= WRITTEN EXERCISE A =
Update the listing from its first line through the line containing "contour-label: 0 (12, 55, 17, 64)", replacing "scale-swatch" with "color-swatch" and leaving everything else unchanged. Return only that stretch of lines.

= SELECTED EXCERPT =
Thursday, April 1, 2010

Missing the School Bus

This morning my daughter missed the school bus. It used to be that driving her to school wouldn’t have been a big deal because we lived only eight minutes away. Now, though, my daughters attend a French-language high school in another city, a forty minute drive south.


I had already planned to drive to the school at twelve-fifteen, having promised my older daughter that I would deliver her Geography project at precisely one o’clock. Her geography project is an ice cream shop business and the prop in question is enough milkshake to serve her entire class. Wise business-woman that she is, she enlisted my help to minimize the risk of a catastrophic melt.

Two trips to school adds up to three hours of driving in the middle of a weekday. For a mom, that is time that might be spent doing errands, neating up, putting away breakfast dishes, mending. For a lawyer that time is potentially worth hundreds of dollars in billable time. But neither of these really matter today. The truth is this time is precious and not because I could use it to do three more loads of laundry or churn out a contract.

In fact what my younger daughter gave me was a gift: time spent sitting quietly beside her in the van as we drove to school, a chance to reach over and stroke her hair and trade a few thoughts. And on the way home, on a day with sunshine and clear skies, the chance to listen to a book-on-CD, to sit with my own thoughts in a place where neither the laundry not the todo list on my computer could pull me away.

And what did I give away? My time. Understanding, I suppose, for my daughter’s sleeping in. Acceptance. My control over my daughter’s management of her morning. Also, the tension that would have seized up my shoulders, and tied knots in my gut had I reacted differently. A good trade? I think so.

= WRITTEN EXERCISE B =
Answer these questions on the post about missing the school bus, one per line:
(i) How long is the drive to the French-language high school?
(ii) At what time did the writer promise to deliver the Geography project?
(iii) What business is the older daughter's geography project?

= TASK MATERIAL =
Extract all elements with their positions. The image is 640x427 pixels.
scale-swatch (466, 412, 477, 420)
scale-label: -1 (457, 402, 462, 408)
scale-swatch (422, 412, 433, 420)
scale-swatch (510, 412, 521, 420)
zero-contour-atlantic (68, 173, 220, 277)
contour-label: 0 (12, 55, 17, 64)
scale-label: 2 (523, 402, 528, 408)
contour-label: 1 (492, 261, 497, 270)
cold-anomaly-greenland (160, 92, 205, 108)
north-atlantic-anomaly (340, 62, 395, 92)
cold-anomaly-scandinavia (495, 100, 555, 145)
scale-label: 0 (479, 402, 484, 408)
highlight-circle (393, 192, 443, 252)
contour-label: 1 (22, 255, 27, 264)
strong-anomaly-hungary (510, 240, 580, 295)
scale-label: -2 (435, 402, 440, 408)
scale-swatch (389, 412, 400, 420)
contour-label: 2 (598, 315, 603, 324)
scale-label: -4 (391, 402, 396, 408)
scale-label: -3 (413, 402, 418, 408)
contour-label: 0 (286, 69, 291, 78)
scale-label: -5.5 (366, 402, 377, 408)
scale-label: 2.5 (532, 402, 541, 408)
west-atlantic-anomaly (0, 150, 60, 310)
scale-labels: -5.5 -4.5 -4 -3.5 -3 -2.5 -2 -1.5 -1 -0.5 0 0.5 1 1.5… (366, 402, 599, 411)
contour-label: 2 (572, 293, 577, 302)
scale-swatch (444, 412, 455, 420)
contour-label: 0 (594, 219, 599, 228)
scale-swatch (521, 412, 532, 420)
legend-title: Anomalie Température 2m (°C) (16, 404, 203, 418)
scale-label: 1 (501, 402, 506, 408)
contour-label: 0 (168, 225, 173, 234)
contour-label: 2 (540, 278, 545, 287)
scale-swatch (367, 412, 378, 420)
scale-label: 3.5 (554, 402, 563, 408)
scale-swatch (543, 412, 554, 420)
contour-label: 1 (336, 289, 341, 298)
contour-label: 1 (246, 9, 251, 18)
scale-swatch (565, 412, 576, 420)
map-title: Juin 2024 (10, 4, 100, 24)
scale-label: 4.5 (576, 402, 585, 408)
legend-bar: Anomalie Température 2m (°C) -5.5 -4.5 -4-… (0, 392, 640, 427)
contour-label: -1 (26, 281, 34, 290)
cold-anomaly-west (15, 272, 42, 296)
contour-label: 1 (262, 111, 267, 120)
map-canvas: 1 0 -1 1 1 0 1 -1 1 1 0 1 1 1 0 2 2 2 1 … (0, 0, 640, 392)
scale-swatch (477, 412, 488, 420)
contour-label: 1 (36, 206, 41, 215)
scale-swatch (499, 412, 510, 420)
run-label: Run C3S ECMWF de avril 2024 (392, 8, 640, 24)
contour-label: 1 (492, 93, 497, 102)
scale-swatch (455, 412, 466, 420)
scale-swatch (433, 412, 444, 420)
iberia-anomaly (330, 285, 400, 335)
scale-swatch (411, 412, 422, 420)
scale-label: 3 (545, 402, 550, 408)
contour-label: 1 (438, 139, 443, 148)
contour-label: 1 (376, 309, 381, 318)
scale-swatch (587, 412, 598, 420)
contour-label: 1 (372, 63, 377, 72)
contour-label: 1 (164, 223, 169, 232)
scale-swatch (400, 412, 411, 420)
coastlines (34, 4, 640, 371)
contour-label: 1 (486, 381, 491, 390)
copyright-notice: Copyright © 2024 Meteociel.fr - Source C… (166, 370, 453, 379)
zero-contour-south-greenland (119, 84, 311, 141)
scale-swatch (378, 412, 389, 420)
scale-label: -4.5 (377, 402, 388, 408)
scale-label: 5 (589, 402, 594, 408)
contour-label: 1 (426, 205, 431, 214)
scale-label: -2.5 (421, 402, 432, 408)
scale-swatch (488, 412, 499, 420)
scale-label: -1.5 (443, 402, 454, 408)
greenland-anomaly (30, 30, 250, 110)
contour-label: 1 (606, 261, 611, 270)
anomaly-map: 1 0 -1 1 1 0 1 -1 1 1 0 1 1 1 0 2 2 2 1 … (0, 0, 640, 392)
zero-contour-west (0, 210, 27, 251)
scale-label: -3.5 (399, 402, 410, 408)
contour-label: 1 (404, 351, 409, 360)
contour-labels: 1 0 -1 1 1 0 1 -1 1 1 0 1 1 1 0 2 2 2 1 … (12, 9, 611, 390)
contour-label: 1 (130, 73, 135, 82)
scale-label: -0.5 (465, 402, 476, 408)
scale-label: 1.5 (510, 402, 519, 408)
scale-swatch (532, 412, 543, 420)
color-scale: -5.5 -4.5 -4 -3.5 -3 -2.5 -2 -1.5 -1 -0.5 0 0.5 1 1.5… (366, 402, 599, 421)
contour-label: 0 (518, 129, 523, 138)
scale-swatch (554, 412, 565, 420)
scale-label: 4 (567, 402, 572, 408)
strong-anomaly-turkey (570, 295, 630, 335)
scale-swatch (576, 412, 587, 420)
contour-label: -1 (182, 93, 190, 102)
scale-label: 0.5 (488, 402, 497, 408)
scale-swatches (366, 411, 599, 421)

= FULL ANSWER A =
Extract all elements with their positions. The image is 640x427 pixels.
color-swatch (466, 412, 477, 420)
scale-label: -1 (457, 402, 462, 408)
color-swatch (422, 412, 433, 420)
color-swatch (510, 412, 521, 420)
zero-contour-atlantic (68, 173, 220, 277)
contour-label: 0 (12, 55, 17, 64)

= FULL ANSWER B =
(i) Forty minutes.
(ii) At precisely one o'clock.
(iii) An ice cream shop.